**Extracted entries**

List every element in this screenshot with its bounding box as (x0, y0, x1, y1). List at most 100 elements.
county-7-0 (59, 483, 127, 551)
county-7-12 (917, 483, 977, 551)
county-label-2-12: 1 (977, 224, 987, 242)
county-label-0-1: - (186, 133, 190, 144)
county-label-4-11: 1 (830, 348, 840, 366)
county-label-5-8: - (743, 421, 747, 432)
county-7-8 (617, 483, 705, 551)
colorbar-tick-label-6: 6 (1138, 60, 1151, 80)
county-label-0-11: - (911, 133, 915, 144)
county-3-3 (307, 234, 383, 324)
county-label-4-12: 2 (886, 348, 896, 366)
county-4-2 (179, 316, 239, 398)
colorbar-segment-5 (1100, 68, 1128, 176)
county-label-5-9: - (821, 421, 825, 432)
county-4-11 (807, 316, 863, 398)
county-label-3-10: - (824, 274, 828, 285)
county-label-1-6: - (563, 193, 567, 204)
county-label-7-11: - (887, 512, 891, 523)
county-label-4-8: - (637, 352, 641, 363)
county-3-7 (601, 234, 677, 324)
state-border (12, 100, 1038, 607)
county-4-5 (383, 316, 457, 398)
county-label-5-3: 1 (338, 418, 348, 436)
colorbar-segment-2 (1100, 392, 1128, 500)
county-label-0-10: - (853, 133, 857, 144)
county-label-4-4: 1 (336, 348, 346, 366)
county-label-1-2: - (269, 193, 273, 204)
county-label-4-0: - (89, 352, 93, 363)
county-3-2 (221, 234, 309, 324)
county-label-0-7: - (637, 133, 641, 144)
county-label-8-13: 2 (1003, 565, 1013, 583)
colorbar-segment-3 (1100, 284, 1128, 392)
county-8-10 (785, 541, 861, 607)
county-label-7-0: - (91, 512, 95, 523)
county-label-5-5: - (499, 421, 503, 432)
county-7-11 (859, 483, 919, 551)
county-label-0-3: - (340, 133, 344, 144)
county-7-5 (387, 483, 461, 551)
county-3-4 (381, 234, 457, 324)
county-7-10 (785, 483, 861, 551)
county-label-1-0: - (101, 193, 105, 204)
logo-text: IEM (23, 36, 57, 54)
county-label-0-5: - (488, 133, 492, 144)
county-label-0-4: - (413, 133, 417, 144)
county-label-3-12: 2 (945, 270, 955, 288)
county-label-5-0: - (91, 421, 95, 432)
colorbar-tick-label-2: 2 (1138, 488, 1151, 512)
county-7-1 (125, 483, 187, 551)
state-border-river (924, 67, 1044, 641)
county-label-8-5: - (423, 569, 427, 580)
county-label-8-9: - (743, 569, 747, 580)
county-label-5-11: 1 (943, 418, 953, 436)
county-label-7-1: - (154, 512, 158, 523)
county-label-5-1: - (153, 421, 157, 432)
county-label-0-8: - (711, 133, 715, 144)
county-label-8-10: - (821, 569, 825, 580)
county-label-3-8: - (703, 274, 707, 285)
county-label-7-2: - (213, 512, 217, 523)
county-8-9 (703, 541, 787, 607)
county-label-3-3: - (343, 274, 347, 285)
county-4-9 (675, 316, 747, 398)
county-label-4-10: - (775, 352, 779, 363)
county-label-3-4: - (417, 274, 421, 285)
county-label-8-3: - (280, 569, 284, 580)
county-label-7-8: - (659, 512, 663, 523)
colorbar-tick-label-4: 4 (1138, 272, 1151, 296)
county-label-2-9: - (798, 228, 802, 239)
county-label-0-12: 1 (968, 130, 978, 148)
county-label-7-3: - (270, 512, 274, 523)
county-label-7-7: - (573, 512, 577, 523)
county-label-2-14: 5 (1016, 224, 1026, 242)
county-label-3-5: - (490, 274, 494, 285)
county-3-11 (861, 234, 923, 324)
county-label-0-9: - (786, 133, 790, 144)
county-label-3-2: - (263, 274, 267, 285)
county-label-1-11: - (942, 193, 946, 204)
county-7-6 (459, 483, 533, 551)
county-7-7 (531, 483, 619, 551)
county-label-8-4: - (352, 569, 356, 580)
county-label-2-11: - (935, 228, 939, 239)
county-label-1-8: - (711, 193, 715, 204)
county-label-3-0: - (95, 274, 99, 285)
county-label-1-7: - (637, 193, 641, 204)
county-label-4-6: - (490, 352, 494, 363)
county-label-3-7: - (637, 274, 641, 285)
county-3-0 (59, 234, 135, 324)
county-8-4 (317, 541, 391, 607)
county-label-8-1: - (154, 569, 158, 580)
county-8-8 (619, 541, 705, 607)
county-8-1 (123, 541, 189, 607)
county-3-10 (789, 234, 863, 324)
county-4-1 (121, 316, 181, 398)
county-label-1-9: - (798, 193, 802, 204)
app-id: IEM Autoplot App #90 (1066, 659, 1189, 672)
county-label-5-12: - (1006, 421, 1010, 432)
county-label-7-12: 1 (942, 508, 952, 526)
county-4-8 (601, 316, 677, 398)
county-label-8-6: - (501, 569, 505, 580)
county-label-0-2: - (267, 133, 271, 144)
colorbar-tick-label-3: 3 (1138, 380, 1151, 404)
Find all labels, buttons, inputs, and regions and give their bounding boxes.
--
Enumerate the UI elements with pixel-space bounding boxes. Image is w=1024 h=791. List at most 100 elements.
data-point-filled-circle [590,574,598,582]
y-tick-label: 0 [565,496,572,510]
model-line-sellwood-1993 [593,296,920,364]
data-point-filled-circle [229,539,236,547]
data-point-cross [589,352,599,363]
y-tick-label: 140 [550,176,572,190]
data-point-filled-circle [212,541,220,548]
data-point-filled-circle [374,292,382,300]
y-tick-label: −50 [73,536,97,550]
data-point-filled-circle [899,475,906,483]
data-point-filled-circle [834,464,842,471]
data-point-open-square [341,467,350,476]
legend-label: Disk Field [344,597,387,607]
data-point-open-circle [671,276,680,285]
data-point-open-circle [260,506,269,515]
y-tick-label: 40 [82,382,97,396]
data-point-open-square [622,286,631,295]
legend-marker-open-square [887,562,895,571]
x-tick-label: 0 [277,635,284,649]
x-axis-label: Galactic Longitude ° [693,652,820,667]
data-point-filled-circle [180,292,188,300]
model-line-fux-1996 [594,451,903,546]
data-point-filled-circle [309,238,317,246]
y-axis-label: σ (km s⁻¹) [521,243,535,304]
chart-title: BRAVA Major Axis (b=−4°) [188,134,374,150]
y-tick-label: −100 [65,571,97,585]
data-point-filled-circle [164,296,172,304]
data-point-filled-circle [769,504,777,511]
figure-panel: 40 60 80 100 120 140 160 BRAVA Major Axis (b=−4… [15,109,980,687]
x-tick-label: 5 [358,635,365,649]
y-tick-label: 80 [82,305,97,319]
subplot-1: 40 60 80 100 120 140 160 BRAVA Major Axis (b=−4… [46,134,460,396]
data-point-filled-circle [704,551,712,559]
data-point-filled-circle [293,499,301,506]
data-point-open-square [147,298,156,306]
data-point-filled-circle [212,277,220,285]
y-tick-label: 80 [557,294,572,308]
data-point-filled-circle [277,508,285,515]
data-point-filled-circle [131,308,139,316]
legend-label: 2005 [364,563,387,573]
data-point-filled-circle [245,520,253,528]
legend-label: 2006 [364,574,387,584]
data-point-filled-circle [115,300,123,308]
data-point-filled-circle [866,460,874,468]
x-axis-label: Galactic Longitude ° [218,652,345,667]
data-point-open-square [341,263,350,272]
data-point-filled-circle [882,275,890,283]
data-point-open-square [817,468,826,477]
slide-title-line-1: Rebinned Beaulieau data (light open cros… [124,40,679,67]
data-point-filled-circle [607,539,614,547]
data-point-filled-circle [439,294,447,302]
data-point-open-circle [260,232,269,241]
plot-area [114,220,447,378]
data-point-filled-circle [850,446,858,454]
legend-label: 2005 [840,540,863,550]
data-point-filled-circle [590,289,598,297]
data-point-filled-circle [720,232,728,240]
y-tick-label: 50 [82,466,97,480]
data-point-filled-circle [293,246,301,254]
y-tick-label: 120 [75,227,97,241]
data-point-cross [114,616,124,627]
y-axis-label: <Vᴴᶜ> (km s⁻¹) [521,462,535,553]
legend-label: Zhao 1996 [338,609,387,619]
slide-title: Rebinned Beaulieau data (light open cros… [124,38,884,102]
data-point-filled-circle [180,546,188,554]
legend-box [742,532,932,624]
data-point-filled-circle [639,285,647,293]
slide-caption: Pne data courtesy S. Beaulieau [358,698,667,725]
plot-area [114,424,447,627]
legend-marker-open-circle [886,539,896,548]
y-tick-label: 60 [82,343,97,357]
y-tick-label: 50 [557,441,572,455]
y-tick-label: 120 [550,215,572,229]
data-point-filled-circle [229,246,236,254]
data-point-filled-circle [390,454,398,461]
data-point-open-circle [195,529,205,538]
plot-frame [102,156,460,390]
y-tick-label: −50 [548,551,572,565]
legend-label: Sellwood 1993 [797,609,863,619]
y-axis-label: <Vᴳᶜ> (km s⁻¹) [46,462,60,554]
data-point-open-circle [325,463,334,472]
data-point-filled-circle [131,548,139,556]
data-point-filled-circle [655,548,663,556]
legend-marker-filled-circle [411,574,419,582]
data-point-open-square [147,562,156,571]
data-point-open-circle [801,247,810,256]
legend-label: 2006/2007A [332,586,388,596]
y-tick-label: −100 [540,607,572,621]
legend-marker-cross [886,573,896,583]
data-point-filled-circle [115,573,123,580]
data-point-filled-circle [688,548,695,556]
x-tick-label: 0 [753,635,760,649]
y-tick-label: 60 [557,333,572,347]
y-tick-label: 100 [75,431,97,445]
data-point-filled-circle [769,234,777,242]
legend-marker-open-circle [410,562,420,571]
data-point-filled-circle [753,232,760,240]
* * *
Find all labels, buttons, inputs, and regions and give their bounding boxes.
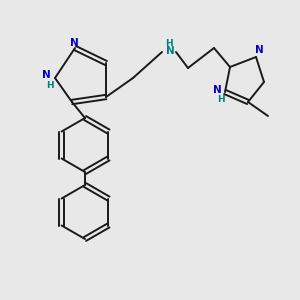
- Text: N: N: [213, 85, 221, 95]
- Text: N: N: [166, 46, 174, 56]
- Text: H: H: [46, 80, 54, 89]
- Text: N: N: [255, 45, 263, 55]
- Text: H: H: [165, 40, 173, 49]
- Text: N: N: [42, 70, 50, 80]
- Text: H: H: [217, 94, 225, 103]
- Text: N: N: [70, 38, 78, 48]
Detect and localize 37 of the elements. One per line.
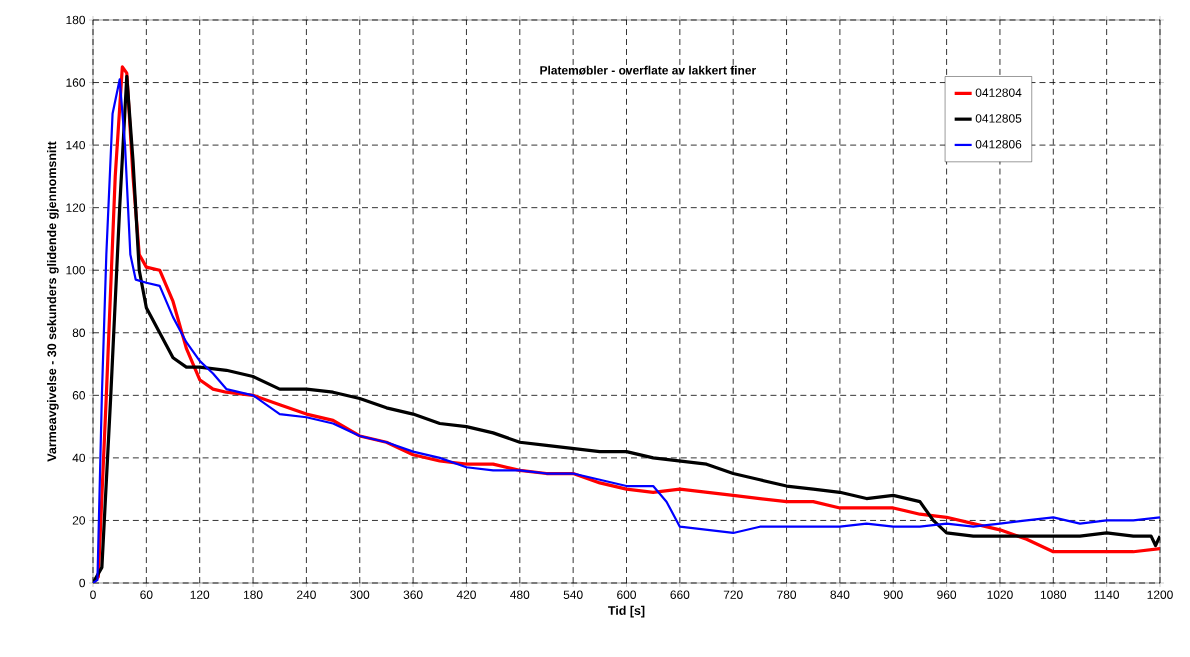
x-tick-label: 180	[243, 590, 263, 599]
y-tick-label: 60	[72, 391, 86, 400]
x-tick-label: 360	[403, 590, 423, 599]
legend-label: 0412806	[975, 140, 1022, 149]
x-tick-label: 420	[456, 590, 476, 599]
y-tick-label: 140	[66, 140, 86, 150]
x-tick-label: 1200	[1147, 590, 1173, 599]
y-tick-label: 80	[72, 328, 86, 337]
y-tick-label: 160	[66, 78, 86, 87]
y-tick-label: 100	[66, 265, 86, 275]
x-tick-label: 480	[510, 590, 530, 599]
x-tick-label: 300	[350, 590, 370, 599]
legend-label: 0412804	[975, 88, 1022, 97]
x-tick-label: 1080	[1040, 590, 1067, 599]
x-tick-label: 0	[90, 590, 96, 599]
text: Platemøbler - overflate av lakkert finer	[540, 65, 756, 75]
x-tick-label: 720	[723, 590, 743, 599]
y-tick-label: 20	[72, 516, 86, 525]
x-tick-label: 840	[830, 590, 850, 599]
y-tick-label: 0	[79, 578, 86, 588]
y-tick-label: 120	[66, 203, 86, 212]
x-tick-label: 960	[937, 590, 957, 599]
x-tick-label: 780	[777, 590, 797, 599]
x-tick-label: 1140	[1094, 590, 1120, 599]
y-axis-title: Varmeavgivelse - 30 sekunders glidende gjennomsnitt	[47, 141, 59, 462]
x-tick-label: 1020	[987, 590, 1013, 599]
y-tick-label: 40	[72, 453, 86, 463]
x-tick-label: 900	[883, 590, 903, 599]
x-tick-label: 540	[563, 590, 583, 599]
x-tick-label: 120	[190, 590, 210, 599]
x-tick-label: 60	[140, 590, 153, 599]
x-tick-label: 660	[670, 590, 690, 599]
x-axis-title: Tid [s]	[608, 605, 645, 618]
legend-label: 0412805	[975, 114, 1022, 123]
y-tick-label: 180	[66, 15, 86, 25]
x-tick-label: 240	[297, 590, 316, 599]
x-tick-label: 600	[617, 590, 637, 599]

**Exercise**
In the part of the material that opens with the line containing "Enumerate the UI" and closes with the line containing "data-point-filled-circle [180,292,188,300]", replace "Galactic Longitude" with "Galactic Latitude". Return only those lines, with nothing else changed.

**Exercise output**
Enumerate the UI elements with pixel-space bounding boxes. Image is w=1024 h=791. List at most 100 elements.
data-point-filled-circle [590,574,598,582]
y-tick-label: 0 [565,496,572,510]
model-line-sellwood-1993 [593,296,920,364]
data-point-filled-circle [229,539,236,547]
data-point-cross [589,352,599,363]
y-tick-label: 140 [550,176,572,190]
data-point-filled-circle [212,541,220,548]
data-point-filled-circle [374,292,382,300]
y-tick-label: −50 [73,536,97,550]
data-point-filled-circle [899,475,906,483]
data-point-filled-circle [834,464,842,471]
data-point-open-square [341,467,350,476]
legend-label: Disk Field [344,597,387,607]
data-point-open-circle [671,276,680,285]
data-point-open-circle [260,506,269,515]
y-tick-label: 40 [82,382,97,396]
data-point-open-square [622,286,631,295]
legend-marker-open-square [887,562,895,571]
x-tick-label: 0 [277,635,284,649]
x-axis-label: Galactic Latitude ° [693,652,820,667]
data-point-filled-circle [180,292,188,300]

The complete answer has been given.